▶ [TASK]
Count how many lines contain the word "structured". Respond with the number alone.
## Start
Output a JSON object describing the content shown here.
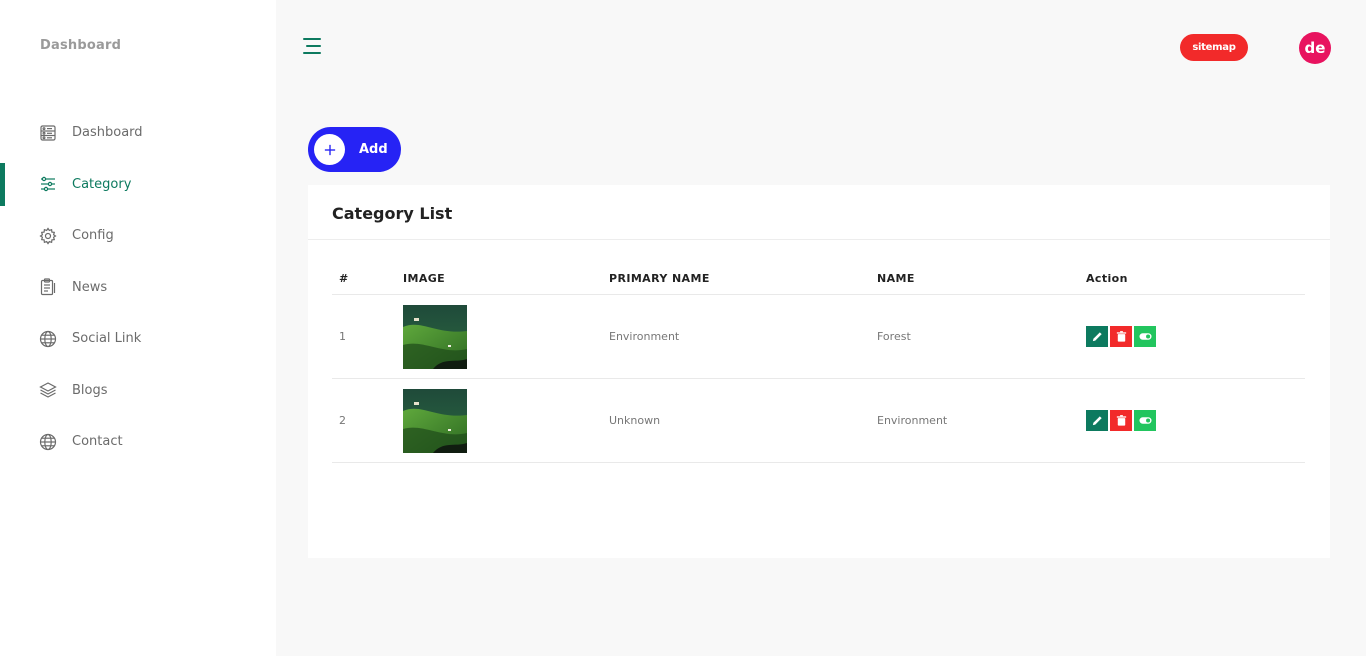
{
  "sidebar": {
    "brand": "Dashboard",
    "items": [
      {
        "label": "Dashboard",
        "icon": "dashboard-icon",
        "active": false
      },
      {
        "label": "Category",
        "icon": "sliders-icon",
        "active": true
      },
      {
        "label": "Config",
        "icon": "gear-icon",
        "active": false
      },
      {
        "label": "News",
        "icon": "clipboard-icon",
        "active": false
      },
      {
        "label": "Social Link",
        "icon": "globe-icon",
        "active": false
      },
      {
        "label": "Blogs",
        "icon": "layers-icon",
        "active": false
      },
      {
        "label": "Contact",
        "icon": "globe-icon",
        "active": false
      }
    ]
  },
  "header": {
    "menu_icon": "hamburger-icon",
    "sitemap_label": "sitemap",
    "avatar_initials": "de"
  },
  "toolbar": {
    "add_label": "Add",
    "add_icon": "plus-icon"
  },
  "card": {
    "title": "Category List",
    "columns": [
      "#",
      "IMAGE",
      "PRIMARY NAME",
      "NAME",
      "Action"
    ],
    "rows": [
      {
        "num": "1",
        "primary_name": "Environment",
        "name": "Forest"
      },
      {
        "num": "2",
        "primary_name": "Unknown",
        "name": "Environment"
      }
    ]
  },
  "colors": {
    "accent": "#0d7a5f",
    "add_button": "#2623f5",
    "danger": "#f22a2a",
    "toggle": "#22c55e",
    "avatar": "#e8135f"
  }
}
## End
## Start
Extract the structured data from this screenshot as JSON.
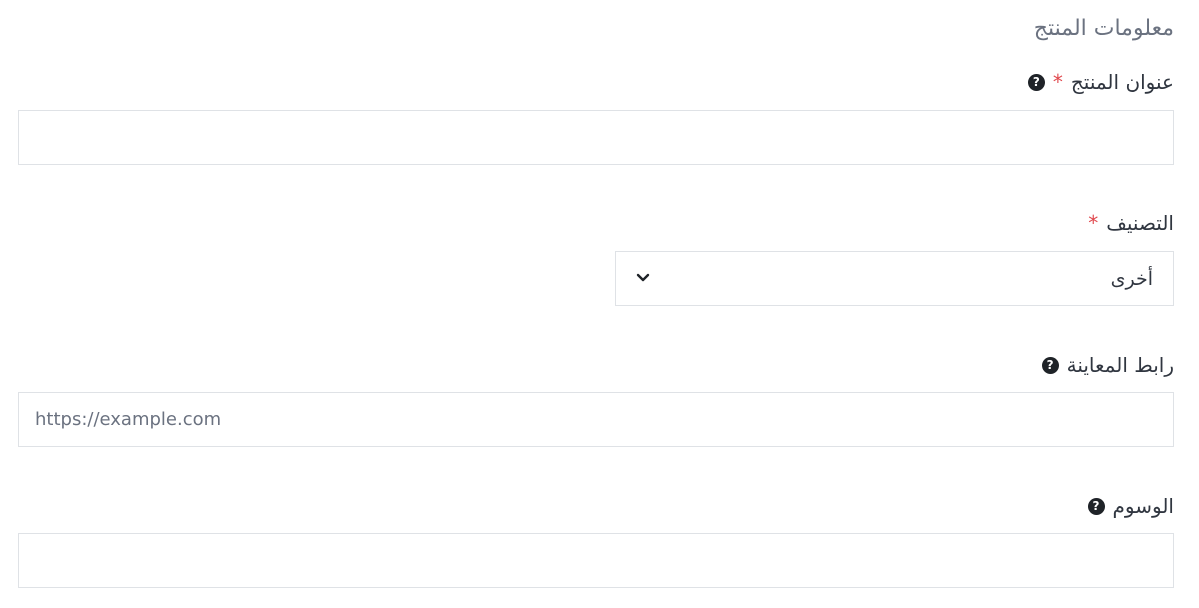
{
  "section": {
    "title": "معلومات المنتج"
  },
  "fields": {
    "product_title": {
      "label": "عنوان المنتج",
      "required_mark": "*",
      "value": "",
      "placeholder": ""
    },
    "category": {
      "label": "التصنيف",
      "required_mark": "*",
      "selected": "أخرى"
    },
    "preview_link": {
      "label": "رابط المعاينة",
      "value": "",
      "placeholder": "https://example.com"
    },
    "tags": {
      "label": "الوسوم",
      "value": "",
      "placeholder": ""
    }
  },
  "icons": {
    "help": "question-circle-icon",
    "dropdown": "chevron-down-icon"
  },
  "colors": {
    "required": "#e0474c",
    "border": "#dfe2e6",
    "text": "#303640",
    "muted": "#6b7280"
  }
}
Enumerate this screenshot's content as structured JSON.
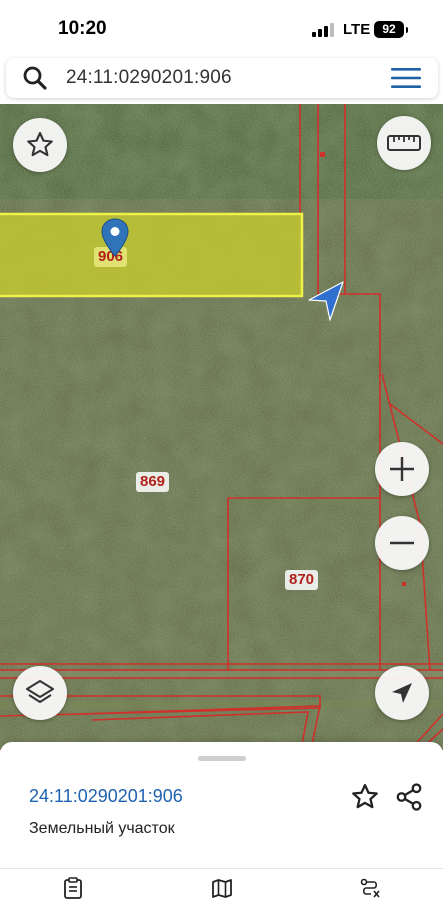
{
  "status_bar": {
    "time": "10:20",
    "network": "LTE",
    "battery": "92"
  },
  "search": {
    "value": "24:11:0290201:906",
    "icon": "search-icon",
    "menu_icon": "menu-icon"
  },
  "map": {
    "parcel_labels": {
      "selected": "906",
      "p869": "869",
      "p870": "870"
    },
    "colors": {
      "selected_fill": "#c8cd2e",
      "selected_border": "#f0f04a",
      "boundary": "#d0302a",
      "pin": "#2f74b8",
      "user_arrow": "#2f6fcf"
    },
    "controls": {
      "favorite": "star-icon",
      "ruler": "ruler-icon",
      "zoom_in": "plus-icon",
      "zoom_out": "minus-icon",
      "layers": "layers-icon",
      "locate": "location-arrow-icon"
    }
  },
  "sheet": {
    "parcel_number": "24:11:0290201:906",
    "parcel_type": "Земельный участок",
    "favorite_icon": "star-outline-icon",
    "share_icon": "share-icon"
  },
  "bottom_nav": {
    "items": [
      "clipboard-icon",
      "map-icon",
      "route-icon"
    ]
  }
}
## End
## Start
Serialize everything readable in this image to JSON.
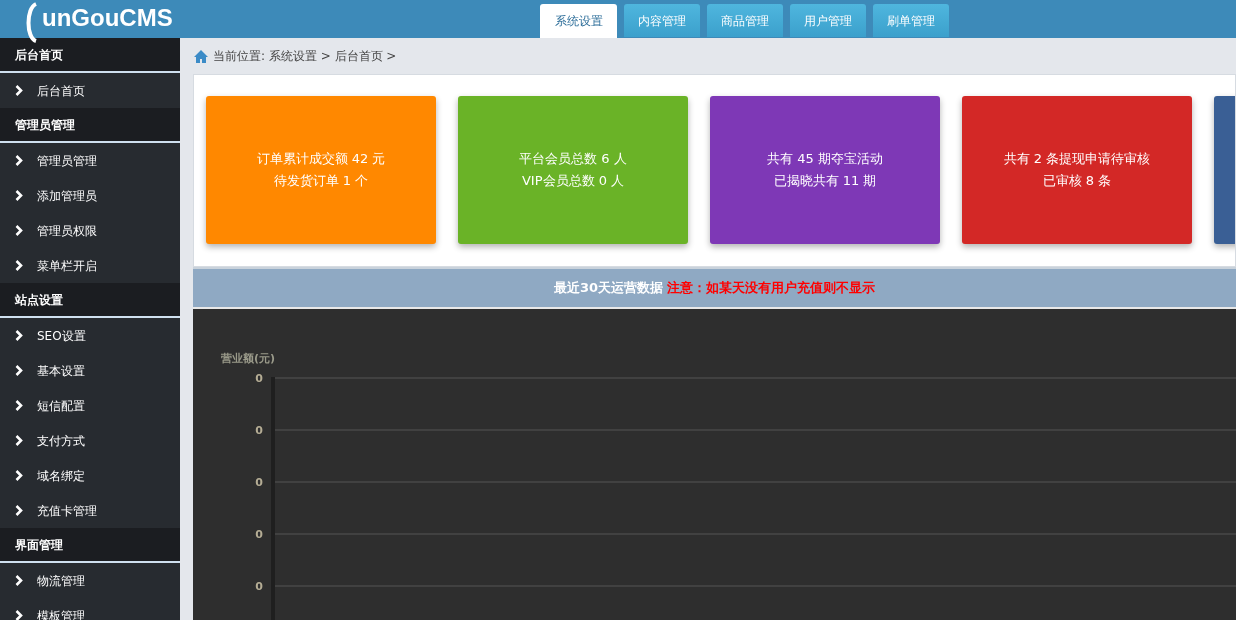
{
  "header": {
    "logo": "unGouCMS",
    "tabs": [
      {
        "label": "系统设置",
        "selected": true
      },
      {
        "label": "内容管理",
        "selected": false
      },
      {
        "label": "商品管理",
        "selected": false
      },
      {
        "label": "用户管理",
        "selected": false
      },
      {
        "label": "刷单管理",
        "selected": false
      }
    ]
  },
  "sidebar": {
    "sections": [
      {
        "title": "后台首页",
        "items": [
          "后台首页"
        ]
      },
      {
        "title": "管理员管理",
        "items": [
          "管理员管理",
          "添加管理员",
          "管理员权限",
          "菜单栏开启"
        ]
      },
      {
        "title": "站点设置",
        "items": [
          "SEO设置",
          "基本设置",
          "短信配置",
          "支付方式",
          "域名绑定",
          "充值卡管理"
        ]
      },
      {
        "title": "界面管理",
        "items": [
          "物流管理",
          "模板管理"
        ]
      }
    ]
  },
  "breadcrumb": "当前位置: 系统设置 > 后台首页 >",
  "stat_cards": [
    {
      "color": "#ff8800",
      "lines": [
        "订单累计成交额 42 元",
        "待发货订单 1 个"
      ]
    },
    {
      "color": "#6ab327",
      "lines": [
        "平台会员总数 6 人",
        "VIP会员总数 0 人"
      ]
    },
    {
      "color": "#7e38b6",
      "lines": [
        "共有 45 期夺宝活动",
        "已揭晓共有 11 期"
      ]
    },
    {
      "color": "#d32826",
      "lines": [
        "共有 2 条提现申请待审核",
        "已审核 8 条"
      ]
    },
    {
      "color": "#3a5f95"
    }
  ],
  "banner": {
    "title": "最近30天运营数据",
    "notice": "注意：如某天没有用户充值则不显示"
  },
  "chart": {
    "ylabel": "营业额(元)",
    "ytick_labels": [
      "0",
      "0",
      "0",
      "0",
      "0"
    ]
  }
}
## End
▶ [ANSWER TO THE EXERCISE]
2